— start Task data —

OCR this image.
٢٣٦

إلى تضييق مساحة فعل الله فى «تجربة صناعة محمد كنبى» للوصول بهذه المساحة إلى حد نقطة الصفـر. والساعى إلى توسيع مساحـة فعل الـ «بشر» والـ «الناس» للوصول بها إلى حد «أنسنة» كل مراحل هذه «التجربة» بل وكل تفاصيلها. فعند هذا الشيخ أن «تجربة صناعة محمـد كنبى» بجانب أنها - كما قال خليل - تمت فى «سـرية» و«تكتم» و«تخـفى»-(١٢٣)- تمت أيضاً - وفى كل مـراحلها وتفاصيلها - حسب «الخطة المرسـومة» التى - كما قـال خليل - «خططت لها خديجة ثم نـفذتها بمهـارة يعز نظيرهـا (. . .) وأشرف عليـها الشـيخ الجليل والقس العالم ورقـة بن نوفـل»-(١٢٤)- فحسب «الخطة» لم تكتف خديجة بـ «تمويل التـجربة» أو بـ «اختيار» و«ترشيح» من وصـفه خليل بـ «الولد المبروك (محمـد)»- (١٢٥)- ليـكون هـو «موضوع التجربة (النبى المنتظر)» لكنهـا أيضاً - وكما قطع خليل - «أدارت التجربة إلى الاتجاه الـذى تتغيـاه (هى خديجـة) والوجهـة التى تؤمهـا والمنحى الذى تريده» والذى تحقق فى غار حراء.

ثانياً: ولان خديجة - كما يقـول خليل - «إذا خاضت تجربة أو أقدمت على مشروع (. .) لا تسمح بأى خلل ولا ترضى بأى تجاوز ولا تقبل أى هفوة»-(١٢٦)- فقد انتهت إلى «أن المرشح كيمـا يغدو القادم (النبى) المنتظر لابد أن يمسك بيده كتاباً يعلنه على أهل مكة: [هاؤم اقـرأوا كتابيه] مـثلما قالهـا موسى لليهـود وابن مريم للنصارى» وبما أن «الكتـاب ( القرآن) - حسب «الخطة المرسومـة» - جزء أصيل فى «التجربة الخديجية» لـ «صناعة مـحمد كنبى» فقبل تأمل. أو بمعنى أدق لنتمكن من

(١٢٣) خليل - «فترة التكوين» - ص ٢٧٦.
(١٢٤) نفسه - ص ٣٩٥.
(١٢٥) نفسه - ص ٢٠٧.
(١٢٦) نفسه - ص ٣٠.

— end Task data —

*Task description*: Among the lines of the material, find those that hold the word "نفسه" and copy them.

*Final result*:
(١٢٤) نفسه - ص ٣٩٥.
(١٢٥) نفسه - ص ٢٠٧.
(١٢٦) نفسه - ص ٣٠.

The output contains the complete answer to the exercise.